_What to work on_: Copy the data exactly as it appears, and do not include any pictures.

_Dataset records_:
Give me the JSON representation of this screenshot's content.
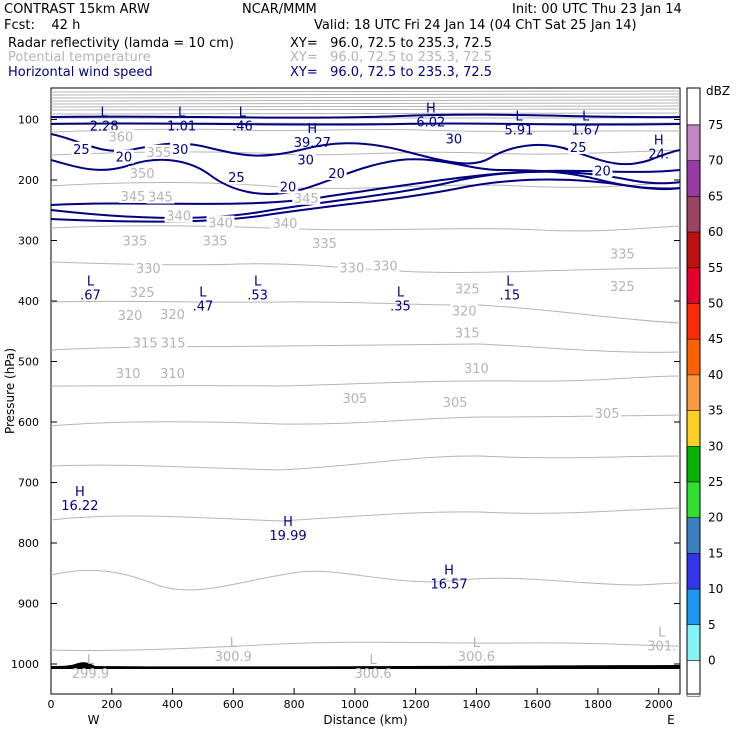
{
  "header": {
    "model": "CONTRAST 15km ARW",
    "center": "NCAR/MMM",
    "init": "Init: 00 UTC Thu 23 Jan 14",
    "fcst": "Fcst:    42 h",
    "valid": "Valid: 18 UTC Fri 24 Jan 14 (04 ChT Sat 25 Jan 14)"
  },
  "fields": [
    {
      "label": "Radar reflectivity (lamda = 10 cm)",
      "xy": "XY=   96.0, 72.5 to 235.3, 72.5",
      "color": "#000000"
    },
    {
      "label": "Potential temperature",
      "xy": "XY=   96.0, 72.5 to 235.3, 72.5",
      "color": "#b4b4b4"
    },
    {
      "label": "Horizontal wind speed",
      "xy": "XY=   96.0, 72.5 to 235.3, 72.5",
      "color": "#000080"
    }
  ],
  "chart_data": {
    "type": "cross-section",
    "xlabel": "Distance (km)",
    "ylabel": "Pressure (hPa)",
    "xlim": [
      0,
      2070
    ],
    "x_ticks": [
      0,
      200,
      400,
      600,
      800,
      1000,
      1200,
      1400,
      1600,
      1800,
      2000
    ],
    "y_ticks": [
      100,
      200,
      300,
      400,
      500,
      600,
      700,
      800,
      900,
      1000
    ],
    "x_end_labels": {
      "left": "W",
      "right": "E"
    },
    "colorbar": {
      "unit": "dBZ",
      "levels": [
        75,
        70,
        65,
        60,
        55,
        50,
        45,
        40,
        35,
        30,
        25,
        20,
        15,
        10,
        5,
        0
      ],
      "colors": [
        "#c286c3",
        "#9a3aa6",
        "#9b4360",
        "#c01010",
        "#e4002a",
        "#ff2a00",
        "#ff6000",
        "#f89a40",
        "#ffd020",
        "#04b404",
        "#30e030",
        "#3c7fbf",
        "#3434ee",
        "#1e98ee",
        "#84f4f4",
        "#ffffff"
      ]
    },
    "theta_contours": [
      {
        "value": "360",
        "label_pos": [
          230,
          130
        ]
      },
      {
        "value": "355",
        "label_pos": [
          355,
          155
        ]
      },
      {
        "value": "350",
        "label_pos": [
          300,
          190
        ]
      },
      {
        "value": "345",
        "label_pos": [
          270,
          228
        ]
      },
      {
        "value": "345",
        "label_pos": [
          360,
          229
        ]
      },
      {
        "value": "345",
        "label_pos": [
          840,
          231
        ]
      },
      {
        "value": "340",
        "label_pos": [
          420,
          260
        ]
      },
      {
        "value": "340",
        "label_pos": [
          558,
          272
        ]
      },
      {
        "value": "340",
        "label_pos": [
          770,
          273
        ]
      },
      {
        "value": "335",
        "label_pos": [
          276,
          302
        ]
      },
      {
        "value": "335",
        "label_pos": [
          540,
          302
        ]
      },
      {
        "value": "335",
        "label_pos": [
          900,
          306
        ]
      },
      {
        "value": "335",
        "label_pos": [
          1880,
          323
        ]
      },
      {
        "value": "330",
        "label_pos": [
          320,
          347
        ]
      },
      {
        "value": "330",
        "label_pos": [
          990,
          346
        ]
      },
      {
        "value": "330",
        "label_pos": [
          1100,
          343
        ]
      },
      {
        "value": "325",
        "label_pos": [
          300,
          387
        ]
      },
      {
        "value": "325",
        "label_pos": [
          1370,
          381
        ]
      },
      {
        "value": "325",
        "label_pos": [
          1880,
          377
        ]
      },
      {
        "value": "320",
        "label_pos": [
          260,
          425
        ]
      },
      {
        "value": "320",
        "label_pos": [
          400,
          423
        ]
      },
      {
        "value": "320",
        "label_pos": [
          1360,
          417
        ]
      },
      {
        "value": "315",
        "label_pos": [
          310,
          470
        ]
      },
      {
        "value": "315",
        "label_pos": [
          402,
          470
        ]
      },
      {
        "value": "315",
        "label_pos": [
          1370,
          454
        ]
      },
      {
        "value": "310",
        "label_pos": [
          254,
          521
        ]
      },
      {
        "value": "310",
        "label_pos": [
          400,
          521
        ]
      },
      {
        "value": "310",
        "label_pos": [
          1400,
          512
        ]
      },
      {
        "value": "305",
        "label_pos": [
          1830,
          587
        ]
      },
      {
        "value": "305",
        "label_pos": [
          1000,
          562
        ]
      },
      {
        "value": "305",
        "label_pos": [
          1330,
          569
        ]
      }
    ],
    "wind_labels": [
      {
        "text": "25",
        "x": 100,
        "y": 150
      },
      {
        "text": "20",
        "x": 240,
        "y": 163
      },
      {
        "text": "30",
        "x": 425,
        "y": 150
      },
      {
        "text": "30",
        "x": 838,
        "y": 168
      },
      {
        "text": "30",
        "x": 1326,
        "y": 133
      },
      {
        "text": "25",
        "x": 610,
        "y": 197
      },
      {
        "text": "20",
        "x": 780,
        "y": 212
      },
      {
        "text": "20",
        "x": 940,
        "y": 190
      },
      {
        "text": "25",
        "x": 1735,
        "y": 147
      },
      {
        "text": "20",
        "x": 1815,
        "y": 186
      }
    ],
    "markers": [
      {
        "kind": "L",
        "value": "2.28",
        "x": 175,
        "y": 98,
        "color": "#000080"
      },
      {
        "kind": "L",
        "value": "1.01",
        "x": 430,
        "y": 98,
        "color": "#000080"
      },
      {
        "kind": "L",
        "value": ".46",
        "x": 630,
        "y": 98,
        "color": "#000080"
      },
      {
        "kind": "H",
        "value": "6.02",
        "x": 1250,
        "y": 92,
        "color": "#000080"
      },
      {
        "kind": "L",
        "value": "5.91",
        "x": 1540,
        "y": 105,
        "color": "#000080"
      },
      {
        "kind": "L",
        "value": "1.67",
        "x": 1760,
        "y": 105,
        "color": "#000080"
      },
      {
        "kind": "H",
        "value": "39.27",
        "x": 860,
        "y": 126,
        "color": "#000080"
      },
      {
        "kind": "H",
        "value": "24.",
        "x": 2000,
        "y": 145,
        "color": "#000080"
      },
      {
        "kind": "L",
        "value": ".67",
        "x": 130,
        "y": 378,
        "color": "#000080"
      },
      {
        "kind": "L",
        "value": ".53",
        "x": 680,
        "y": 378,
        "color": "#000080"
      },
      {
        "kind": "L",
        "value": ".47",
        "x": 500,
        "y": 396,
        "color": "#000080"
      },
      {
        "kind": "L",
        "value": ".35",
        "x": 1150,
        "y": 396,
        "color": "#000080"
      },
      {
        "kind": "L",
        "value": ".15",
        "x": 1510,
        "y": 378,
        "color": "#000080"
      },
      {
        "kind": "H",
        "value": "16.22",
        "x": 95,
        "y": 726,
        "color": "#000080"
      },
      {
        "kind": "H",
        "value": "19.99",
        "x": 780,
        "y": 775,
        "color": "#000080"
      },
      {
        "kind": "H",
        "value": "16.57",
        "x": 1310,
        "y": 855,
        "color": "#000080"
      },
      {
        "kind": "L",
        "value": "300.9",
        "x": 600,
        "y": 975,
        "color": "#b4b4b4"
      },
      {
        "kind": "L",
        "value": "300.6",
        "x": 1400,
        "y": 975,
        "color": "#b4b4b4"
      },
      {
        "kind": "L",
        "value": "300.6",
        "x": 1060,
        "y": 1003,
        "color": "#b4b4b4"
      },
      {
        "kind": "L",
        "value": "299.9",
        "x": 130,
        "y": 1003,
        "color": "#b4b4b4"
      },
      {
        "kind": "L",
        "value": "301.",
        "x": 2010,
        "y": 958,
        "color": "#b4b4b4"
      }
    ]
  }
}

_Task solution_:
Give me the JSON representation of this screenshot's content.
{
  "header": {
    "model": "CONTRAST 15km ARW",
    "center": "NCAR/MMM",
    "init": "Init: 00 UTC Thu 23 Jan 14",
    "fcst": "Fcst:    42 h",
    "valid": "Valid: 18 UTC Fri 24 Jan 14 (04 ChT Sat 25 Jan 14)"
  },
  "fields": [
    {
      "label": "Radar reflectivity (lamda = 10 cm)",
      "xy": "XY=   96.0, 72.5 to 235.3, 72.5",
      "color": "#000000"
    },
    {
      "label": "Potential temperature",
      "xy": "XY=   96.0, 72.5 to 235.3, 72.5",
      "color": "#b4b4b4"
    },
    {
      "label": "Horizontal wind speed",
      "xy": "XY=   96.0, 72.5 to 235.3, 72.5",
      "color": "#000080"
    }
  ],
  "chart_data": {
    "type": "cross-section",
    "xlabel": "Distance (km)",
    "ylabel": "Pressure (hPa)",
    "xlim": [
      0,
      2070
    ],
    "x_ticks": [
      0,
      200,
      400,
      600,
      800,
      1000,
      1200,
      1400,
      1600,
      1800,
      2000
    ],
    "y_ticks": [
      100,
      200,
      300,
      400,
      500,
      600,
      700,
      800,
      900,
      1000
    ],
    "x_end_labels": {
      "left": "W",
      "right": "E"
    },
    "colorbar": {
      "unit": "dBZ",
      "levels": [
        75,
        70,
        65,
        60,
        55,
        50,
        45,
        40,
        35,
        30,
        25,
        20,
        15,
        10,
        5,
        0
      ],
      "colors": [
        "#c286c3",
        "#9a3aa6",
        "#9b4360",
        "#c01010",
        "#e4002a",
        "#ff2a00",
        "#ff6000",
        "#f89a40",
        "#ffd020",
        "#04b404",
        "#30e030",
        "#3c7fbf",
        "#3434ee",
        "#1e98ee",
        "#84f4f4",
        "#ffffff"
      ]
    },
    "theta_contours": [
      {
        "value": "360",
        "label_pos": [
          230,
          130
        ]
      },
      {
        "value": "355",
        "label_pos": [
          355,
          155
        ]
      },
      {
        "value": "350",
        "label_pos": [
          300,
          190
        ]
      },
      {
        "value": "345",
        "label_pos": [
          270,
          228
        ]
      },
      {
        "value": "345",
        "label_pos": [
          360,
          229
        ]
      },
      {
        "value": "345",
        "label_pos": [
          840,
          231
        ]
      },
      {
        "value": "340",
        "label_pos": [
          420,
          260
        ]
      },
      {
        "value": "340",
        "label_pos": [
          558,
          272
        ]
      },
      {
        "value": "340",
        "label_pos": [
          770,
          273
        ]
      },
      {
        "value": "335",
        "label_pos": [
          276,
          302
        ]
      },
      {
        "value": "335",
        "label_pos": [
          540,
          302
        ]
      },
      {
        "value": "335",
        "label_pos": [
          900,
          306
        ]
      },
      {
        "value": "335",
        "label_pos": [
          1880,
          323
        ]
      },
      {
        "value": "330",
        "label_pos": [
          320,
          347
        ]
      },
      {
        "value": "330",
        "label_pos": [
          990,
          346
        ]
      },
      {
        "value": "330",
        "label_pos": [
          1100,
          343
        ]
      },
      {
        "value": "325",
        "label_pos": [
          300,
          387
        ]
      },
      {
        "value": "325",
        "label_pos": [
          1370,
          381
        ]
      },
      {
        "value": "325",
        "label_pos": [
          1880,
          377
        ]
      },
      {
        "value": "320",
        "label_pos": [
          260,
          425
        ]
      },
      {
        "value": "320",
        "label_pos": [
          400,
          423
        ]
      },
      {
        "value": "320",
        "label_pos": [
          1360,
          417
        ]
      },
      {
        "value": "315",
        "label_pos": [
          310,
          470
        ]
      },
      {
        "value": "315",
        "label_pos": [
          402,
          470
        ]
      },
      {
        "value": "315",
        "label_pos": [
          1370,
          454
        ]
      },
      {
        "value": "310",
        "label_pos": [
          254,
          521
        ]
      },
      {
        "value": "310",
        "label_pos": [
          400,
          521
        ]
      },
      {
        "value": "310",
        "label_pos": [
          1400,
          512
        ]
      },
      {
        "value": "305",
        "label_pos": [
          1830,
          587
        ]
      },
      {
        "value": "305",
        "label_pos": [
          1000,
          562
        ]
      },
      {
        "value": "305",
        "label_pos": [
          1330,
          569
        ]
      }
    ],
    "wind_labels": [
      {
        "text": "25",
        "x": 100,
        "y": 150
      },
      {
        "text": "20",
        "x": 240,
        "y": 163
      },
      {
        "text": "30",
        "x": 425,
        "y": 150
      },
      {
        "text": "30",
        "x": 838,
        "y": 168
      },
      {
        "text": "30",
        "x": 1326,
        "y": 133
      },
      {
        "text": "25",
        "x": 610,
        "y": 197
      },
      {
        "text": "20",
        "x": 780,
        "y": 212
      },
      {
        "text": "20",
        "x": 940,
        "y": 190
      },
      {
        "text": "25",
        "x": 1735,
        "y": 147
      },
      {
        "text": "20",
        "x": 1815,
        "y": 186
      }
    ],
    "markers": [
      {
        "kind": "L",
        "value": "2.28",
        "x": 175,
        "y": 98,
        "color": "#000080"
      },
      {
        "kind": "L",
        "value": "1.01",
        "x": 430,
        "y": 98,
        "color": "#000080"
      },
      {
        "kind": "L",
        "value": ".46",
        "x": 630,
        "y": 98,
        "color": "#000080"
      },
      {
        "kind": "H",
        "value": "6.02",
        "x": 1250,
        "y": 92,
        "color": "#000080"
      },
      {
        "kind": "L",
        "value": "5.91",
        "x": 1540,
        "y": 105,
        "color": "#000080"
      },
      {
        "kind": "L",
        "value": "1.67",
        "x": 1760,
        "y": 105,
        "color": "#000080"
      },
      {
        "kind": "H",
        "value": "39.27",
        "x": 860,
        "y": 126,
        "color": "#000080"
      },
      {
        "kind": "H",
        "value": "24.",
        "x": 2000,
        "y": 145,
        "color": "#000080"
      },
      {
        "kind": "L",
        "value": ".67",
        "x": 130,
        "y": 378,
        "color": "#000080"
      },
      {
        "kind": "L",
        "value": ".53",
        "x": 680,
        "y": 378,
        "color": "#000080"
      },
      {
        "kind": "L",
        "value": ".47",
        "x": 500,
        "y": 396,
        "color": "#000080"
      },
      {
        "kind": "L",
        "value": ".35",
        "x": 1150,
        "y": 396,
        "color": "#000080"
      },
      {
        "kind": "L",
        "value": ".15",
        "x": 1510,
        "y": 378,
        "color": "#000080"
      },
      {
        "kind": "H",
        "value": "16.22",
        "x": 95,
        "y": 726,
        "color": "#000080"
      },
      {
        "kind": "H",
        "value": "19.99",
        "x": 780,
        "y": 775,
        "color": "#000080"
      },
      {
        "kind": "H",
        "value": "16.57",
        "x": 1310,
        "y": 855,
        "color": "#000080"
      },
      {
        "kind": "L",
        "value": "300.9",
        "x": 600,
        "y": 975,
        "color": "#b4b4b4"
      },
      {
        "kind": "L",
        "value": "300.6",
        "x": 1400,
        "y": 975,
        "color": "#b4b4b4"
      },
      {
        "kind": "L",
        "value": "300.6",
        "x": 1060,
        "y": 1003,
        "color": "#b4b4b4"
      },
      {
        "kind": "L",
        "value": "299.9",
        "x": 130,
        "y": 1003,
        "color": "#b4b4b4"
      },
      {
        "kind": "L",
        "value": "301.",
        "x": 2010,
        "y": 958,
        "color": "#b4b4b4"
      }
    ]
  }
}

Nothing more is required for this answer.